• Data to process:
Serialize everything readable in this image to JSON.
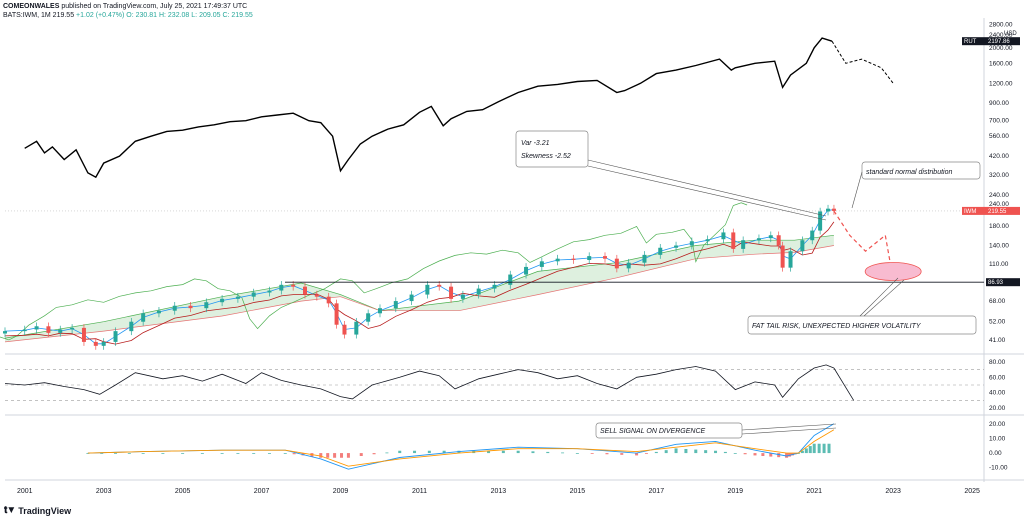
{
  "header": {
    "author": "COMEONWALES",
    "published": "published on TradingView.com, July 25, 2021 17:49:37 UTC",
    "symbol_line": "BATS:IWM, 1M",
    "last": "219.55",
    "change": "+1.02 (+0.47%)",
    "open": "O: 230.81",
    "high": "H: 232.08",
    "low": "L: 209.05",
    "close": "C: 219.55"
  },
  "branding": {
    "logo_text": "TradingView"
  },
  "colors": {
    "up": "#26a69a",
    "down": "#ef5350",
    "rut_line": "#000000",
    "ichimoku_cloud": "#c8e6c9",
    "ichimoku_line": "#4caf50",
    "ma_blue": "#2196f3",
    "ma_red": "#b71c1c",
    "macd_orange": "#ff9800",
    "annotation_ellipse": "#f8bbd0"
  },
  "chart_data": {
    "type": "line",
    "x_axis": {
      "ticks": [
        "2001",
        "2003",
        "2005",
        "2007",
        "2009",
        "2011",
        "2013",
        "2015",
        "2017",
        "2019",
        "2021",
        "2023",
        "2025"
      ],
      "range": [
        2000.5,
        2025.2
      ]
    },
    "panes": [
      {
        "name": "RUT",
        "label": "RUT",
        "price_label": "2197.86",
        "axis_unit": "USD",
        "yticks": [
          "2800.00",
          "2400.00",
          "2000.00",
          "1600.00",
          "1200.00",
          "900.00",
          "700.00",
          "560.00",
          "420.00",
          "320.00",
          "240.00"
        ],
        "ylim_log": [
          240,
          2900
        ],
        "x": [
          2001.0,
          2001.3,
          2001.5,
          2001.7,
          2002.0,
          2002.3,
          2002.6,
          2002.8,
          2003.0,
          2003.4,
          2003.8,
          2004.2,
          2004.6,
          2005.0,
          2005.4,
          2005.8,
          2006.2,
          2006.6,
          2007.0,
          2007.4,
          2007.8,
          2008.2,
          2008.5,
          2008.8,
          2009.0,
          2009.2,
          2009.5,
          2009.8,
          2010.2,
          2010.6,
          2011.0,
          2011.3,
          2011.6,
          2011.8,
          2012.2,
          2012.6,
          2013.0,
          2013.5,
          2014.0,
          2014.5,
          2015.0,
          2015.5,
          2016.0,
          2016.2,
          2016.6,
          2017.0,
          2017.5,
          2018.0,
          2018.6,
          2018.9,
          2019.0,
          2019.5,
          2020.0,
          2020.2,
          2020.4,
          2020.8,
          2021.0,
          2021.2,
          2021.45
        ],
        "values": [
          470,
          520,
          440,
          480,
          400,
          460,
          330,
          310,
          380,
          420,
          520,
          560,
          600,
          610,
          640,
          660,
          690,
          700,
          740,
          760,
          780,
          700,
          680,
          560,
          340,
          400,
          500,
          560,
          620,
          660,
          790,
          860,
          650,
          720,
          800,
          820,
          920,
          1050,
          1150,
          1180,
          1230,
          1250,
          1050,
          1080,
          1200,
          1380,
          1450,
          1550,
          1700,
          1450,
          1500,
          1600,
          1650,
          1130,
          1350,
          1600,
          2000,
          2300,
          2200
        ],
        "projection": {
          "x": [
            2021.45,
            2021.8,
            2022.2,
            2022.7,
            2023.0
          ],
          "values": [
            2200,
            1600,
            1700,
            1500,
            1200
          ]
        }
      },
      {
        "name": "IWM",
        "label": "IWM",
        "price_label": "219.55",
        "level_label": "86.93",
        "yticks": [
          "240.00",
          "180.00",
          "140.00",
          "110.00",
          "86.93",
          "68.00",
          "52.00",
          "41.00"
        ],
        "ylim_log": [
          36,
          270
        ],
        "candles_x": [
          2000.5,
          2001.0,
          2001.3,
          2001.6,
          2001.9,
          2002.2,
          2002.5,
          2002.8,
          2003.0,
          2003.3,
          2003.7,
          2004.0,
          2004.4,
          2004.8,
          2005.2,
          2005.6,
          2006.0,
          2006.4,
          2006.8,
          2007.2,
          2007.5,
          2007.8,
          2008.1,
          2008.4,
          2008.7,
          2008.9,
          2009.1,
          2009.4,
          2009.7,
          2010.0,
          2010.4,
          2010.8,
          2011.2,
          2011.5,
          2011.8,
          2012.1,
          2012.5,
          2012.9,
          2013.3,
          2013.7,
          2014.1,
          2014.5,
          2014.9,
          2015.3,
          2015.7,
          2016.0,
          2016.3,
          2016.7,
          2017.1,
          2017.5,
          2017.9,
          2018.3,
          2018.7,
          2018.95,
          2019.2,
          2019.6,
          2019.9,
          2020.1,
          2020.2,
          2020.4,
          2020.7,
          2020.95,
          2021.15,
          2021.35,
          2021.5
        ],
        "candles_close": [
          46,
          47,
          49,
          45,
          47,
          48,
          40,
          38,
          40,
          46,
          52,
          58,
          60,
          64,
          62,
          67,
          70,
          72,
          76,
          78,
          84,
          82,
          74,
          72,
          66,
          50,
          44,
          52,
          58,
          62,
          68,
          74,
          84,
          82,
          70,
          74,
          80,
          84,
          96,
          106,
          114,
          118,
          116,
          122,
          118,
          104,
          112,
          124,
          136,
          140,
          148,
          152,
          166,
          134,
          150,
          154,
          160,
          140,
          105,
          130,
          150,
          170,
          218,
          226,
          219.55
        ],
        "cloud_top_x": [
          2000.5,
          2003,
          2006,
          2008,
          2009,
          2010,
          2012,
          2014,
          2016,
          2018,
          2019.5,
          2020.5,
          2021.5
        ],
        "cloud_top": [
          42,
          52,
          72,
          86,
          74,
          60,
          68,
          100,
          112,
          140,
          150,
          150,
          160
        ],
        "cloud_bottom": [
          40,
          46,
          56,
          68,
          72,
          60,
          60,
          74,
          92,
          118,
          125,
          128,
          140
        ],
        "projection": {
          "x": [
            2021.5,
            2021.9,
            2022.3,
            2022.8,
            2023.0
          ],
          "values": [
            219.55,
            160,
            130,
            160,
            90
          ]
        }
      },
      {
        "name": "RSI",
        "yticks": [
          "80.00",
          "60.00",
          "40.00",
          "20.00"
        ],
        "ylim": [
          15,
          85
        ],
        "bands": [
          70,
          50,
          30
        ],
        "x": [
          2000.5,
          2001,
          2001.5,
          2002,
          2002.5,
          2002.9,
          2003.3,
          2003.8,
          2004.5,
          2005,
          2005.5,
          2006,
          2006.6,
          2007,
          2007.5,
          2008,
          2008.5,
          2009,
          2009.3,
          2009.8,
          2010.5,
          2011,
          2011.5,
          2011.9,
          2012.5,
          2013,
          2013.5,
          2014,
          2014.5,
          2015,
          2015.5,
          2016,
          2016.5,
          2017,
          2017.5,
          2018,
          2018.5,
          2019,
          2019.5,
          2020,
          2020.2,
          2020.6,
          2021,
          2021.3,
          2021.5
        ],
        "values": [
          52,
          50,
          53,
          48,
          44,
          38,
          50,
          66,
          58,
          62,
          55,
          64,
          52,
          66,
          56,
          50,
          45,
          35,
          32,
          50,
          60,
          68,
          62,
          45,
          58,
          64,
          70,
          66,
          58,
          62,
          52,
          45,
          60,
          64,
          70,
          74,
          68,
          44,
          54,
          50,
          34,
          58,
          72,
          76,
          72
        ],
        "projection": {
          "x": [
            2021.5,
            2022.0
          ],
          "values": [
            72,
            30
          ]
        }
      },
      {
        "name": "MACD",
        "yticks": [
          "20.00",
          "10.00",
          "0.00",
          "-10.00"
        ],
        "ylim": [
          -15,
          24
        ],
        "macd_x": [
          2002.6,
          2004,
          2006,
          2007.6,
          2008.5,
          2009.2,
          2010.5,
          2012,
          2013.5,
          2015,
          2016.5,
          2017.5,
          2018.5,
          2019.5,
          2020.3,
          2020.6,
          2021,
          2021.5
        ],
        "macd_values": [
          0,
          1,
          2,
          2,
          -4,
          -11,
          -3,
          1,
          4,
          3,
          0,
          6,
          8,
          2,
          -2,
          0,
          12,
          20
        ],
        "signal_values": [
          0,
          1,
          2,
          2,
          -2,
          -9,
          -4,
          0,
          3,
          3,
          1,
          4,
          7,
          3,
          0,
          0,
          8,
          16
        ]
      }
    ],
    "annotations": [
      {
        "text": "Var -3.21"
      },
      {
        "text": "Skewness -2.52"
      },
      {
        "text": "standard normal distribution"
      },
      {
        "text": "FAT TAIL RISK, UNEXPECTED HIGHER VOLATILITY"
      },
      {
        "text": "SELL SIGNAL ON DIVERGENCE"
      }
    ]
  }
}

• Direction:
Copy all lines above containing the string "TradingView".

• Solution to the problem:
    "published": "published on TradingView.com, July 25, 2021 17:49:37 UTC",
    "logo_text": "TradingView"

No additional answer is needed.